Extract all lines from the data beneath that include the word "Analytics".

-=-=-

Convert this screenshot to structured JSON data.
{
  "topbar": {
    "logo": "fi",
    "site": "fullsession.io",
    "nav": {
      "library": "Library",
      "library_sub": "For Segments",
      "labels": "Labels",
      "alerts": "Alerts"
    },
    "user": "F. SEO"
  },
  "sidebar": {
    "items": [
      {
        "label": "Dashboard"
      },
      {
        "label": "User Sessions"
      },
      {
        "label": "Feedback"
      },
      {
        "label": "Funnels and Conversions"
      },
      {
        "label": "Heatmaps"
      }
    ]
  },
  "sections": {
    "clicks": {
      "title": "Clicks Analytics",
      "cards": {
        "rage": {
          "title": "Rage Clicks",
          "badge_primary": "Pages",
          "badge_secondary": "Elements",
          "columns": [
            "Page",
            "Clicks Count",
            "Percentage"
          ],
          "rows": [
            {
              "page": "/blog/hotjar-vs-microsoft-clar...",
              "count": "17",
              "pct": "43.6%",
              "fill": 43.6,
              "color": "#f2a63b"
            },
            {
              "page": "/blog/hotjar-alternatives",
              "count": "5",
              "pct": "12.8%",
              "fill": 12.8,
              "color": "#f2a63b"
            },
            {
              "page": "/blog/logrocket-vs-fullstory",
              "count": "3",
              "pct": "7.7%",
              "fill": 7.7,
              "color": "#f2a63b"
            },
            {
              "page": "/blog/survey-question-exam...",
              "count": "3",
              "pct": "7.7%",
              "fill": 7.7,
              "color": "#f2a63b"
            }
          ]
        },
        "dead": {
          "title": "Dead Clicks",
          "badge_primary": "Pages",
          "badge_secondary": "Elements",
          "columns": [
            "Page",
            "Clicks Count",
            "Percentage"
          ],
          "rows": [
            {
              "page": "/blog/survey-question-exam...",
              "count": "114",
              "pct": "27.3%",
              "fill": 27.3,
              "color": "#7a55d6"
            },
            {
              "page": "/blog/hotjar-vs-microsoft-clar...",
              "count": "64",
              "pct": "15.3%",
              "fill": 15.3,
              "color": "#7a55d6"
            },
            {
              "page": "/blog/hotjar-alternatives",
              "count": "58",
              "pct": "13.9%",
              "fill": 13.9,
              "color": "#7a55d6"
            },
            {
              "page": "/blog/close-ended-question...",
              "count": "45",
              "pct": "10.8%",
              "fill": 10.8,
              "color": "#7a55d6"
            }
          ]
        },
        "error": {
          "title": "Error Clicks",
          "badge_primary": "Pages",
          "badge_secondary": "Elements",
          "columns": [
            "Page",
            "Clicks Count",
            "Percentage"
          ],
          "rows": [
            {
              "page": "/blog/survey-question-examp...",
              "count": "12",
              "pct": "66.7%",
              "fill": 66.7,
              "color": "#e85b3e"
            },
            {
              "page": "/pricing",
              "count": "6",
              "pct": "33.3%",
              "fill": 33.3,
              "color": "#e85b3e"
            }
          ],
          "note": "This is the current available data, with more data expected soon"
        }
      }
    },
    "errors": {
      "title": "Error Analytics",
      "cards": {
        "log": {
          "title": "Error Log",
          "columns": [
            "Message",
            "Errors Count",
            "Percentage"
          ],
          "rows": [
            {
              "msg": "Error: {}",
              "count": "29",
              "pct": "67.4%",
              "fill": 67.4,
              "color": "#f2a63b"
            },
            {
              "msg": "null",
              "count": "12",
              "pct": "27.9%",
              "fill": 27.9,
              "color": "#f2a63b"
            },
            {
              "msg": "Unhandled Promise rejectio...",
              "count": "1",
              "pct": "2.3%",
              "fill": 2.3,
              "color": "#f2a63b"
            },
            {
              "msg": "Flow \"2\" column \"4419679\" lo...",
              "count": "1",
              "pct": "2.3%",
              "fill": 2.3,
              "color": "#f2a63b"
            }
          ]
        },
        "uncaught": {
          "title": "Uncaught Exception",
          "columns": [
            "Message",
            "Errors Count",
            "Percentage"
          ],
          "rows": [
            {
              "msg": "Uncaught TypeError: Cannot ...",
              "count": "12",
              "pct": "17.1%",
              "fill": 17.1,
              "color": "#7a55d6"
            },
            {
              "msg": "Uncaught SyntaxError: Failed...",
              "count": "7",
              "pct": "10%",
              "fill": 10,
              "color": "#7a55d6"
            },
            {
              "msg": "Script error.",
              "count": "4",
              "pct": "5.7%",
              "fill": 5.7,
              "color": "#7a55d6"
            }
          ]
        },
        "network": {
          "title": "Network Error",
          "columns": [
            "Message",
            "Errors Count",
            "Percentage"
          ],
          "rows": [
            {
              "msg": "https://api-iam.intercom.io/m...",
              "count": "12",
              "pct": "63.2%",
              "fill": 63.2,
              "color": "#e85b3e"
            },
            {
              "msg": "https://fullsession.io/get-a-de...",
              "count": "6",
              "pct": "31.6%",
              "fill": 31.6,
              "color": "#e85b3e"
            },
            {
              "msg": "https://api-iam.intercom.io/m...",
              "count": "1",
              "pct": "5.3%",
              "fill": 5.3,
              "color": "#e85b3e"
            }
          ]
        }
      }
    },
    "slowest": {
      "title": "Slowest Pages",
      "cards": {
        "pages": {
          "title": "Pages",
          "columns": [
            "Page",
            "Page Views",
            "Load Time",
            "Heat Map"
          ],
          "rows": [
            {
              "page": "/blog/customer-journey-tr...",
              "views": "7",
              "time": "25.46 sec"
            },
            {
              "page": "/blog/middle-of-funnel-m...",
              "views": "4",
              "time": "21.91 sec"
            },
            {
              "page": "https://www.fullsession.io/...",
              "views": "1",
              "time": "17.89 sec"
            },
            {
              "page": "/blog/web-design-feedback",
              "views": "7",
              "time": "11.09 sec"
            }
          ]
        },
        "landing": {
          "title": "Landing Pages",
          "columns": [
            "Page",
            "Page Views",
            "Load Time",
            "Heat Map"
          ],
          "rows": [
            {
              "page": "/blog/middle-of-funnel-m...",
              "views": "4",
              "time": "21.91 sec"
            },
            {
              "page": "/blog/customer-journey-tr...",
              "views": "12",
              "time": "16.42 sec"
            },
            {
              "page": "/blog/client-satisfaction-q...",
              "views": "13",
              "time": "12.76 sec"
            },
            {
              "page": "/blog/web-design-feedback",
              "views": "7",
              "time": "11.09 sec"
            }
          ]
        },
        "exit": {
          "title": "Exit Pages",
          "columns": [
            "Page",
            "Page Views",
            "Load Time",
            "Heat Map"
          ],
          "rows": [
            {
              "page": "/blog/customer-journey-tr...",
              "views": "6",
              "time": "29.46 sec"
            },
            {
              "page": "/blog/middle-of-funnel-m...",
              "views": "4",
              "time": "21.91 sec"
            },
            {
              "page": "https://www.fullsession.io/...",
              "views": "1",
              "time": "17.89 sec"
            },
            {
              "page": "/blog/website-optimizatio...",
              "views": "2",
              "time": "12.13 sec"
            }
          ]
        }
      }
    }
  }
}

-=-=-

| RESPONSE BELOW |
      "title": "Clicks Analytics",
      "title": "Error Analytics",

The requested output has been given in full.